╭─ Data records

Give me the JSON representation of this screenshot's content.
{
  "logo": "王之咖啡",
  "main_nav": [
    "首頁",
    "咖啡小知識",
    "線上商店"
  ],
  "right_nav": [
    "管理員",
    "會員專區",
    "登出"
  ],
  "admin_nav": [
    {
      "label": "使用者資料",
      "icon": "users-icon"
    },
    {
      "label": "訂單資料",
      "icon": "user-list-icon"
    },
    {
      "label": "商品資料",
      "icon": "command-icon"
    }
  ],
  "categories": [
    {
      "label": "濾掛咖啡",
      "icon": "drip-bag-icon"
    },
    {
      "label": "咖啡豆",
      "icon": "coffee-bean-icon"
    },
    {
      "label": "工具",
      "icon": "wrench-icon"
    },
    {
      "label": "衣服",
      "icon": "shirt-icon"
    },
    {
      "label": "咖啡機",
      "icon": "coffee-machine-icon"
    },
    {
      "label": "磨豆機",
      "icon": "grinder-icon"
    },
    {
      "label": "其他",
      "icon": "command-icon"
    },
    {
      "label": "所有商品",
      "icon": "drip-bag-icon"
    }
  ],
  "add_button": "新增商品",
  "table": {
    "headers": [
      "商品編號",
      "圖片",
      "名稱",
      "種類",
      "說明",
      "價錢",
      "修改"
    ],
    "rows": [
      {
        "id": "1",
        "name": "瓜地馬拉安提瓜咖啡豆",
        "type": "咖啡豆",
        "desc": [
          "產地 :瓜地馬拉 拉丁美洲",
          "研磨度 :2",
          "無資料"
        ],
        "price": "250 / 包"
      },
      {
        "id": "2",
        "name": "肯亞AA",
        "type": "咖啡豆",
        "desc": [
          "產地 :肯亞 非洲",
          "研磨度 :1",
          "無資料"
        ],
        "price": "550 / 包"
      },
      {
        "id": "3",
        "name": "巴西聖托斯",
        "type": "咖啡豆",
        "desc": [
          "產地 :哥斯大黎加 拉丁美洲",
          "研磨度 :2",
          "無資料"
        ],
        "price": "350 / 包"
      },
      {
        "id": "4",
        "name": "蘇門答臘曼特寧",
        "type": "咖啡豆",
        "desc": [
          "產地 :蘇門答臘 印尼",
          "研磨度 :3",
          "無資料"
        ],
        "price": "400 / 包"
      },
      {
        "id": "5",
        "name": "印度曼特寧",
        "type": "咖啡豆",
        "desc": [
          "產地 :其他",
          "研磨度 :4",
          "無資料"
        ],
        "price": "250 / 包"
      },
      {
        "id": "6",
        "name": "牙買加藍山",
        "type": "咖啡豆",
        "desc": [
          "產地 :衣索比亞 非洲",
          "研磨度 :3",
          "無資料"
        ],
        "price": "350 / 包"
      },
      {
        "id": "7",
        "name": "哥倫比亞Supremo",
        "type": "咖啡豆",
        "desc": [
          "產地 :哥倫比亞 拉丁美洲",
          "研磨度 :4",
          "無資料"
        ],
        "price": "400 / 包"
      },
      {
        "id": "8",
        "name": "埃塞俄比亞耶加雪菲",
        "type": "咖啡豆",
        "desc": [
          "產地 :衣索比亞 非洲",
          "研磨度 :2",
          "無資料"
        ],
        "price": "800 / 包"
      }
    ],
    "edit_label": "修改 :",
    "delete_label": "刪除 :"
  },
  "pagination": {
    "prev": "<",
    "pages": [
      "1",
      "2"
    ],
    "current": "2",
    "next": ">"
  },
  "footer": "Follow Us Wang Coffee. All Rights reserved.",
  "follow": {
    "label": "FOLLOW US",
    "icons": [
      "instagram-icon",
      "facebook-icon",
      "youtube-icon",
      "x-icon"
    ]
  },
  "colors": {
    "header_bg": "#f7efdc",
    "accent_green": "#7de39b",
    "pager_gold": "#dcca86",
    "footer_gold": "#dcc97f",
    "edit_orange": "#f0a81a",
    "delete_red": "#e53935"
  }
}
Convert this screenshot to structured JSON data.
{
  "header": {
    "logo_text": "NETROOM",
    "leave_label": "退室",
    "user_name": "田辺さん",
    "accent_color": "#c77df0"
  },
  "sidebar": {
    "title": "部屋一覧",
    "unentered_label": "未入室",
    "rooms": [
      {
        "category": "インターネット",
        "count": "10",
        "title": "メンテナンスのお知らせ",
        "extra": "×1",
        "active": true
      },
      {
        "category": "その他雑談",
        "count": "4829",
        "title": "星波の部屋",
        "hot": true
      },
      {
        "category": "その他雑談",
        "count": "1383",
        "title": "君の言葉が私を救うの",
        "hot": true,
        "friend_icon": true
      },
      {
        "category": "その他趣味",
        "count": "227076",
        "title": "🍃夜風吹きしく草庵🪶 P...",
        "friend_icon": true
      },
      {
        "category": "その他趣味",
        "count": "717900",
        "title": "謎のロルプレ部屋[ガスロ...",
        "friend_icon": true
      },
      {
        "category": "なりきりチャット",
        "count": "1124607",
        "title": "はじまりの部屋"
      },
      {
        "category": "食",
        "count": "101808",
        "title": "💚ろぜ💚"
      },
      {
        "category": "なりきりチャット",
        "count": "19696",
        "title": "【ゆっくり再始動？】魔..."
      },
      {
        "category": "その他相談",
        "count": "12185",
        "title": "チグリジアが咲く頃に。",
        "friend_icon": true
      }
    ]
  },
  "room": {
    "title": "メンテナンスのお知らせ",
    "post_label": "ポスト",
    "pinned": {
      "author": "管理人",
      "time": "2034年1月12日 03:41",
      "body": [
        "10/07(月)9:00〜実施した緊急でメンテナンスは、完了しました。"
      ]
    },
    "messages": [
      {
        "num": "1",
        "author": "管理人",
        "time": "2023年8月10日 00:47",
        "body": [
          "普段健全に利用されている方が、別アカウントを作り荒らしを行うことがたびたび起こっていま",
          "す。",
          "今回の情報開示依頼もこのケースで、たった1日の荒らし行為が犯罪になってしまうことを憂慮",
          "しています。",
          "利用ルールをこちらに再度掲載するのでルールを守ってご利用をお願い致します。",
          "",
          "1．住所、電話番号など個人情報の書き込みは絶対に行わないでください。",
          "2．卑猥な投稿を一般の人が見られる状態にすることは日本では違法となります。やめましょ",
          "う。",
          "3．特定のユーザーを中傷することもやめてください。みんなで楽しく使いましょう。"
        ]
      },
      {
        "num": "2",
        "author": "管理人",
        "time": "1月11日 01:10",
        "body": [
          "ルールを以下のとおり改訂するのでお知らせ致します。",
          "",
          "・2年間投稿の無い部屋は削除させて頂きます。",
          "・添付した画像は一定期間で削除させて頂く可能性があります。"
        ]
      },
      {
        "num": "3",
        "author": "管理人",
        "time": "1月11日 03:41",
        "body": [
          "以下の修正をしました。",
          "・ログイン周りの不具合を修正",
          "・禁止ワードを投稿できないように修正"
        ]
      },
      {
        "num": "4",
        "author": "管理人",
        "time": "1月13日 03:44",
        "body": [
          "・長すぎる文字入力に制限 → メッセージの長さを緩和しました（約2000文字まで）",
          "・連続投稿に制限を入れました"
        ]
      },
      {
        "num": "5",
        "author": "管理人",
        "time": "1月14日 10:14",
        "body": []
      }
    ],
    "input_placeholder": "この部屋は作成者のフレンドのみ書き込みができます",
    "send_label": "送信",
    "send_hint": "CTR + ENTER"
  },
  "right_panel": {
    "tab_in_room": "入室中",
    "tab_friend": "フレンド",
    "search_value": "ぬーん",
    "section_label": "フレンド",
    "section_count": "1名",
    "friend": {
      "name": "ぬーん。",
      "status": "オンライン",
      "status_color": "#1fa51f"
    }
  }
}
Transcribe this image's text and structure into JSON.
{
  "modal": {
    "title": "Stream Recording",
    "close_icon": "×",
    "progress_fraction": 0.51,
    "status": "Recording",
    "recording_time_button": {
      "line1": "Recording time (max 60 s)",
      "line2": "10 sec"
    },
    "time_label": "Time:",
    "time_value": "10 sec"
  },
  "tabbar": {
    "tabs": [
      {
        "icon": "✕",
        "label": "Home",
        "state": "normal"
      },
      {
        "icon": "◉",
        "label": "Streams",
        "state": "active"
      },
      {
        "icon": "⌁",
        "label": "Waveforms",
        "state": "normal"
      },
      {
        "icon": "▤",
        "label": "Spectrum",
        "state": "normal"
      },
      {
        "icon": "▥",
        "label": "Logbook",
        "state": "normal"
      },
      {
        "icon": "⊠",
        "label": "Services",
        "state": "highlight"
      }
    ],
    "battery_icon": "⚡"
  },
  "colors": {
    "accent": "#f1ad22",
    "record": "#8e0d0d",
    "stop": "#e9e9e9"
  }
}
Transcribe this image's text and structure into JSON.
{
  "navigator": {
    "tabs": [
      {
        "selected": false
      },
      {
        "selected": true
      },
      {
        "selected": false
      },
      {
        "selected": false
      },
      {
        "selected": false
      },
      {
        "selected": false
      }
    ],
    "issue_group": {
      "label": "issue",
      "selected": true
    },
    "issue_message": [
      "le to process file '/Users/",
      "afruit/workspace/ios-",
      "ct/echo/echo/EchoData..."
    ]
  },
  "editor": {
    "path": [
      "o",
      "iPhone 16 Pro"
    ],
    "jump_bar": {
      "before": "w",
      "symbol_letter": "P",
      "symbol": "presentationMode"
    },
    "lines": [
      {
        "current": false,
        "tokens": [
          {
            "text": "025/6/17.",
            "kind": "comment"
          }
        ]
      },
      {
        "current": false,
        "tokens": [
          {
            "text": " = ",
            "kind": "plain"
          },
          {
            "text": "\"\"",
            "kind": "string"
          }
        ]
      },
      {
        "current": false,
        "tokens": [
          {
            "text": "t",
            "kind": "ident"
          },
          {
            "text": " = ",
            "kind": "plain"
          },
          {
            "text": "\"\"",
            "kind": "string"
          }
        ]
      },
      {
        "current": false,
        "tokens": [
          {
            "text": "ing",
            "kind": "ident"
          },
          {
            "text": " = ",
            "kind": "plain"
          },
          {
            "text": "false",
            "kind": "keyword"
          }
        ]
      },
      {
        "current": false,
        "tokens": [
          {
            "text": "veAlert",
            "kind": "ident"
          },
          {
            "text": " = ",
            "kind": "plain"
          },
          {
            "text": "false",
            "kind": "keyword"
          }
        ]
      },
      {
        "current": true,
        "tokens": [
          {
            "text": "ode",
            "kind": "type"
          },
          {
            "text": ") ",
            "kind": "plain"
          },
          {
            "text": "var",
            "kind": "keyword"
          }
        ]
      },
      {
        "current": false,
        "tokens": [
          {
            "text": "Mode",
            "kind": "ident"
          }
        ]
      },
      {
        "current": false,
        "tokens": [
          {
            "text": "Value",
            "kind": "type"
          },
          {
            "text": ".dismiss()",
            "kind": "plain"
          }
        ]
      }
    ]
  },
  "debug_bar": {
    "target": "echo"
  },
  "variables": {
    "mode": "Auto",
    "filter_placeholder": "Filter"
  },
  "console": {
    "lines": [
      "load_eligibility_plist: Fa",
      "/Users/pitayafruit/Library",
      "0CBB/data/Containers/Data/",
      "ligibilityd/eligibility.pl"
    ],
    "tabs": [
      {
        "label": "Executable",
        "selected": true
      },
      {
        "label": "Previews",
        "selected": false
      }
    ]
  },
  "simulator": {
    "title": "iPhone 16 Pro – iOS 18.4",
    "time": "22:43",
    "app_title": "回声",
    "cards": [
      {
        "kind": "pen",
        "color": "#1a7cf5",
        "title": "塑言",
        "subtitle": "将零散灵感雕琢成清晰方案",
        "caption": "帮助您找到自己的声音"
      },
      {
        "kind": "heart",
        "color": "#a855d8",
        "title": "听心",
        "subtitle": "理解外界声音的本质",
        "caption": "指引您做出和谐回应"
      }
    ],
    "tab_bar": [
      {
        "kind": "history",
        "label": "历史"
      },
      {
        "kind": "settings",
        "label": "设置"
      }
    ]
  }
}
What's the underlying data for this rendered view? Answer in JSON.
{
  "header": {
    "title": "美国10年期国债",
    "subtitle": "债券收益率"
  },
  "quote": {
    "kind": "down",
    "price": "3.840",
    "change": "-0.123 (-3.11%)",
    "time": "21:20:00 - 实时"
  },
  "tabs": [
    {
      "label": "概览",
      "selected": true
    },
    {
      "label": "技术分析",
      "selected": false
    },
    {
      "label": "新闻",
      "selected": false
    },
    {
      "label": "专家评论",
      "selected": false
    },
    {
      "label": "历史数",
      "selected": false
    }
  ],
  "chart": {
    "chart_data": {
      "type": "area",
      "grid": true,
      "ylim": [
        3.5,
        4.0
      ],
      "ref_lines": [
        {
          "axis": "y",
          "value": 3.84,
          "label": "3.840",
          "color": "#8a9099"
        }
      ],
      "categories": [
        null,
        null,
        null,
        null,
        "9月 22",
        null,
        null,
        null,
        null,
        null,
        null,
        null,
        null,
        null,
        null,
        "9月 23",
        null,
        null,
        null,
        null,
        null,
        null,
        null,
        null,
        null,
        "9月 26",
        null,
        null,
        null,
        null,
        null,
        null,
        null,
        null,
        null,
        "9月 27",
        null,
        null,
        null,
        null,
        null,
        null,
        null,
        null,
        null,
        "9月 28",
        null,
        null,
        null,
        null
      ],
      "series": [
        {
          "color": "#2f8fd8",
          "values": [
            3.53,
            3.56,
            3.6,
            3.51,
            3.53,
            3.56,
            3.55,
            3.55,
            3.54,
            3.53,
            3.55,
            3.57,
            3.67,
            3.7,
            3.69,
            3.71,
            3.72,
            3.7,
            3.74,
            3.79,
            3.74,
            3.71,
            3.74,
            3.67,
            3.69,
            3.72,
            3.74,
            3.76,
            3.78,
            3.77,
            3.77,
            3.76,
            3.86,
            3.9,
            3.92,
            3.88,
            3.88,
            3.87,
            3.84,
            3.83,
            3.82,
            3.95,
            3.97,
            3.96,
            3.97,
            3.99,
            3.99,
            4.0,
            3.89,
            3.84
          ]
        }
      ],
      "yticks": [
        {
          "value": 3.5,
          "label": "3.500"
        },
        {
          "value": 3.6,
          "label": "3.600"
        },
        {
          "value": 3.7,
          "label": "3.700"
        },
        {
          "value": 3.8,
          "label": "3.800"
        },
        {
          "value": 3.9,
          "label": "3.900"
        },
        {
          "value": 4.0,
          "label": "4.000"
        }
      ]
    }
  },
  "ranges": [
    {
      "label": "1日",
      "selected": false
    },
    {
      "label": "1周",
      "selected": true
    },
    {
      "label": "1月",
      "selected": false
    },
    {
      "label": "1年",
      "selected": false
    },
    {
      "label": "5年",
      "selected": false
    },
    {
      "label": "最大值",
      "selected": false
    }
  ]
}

╰─

Look through the records and gather each line with the word "メンテナンスのお知らせ".

• Answer below:
        "title": "メンテナンスのお知らせ",
    "title": "メンテナンスのお知らせ",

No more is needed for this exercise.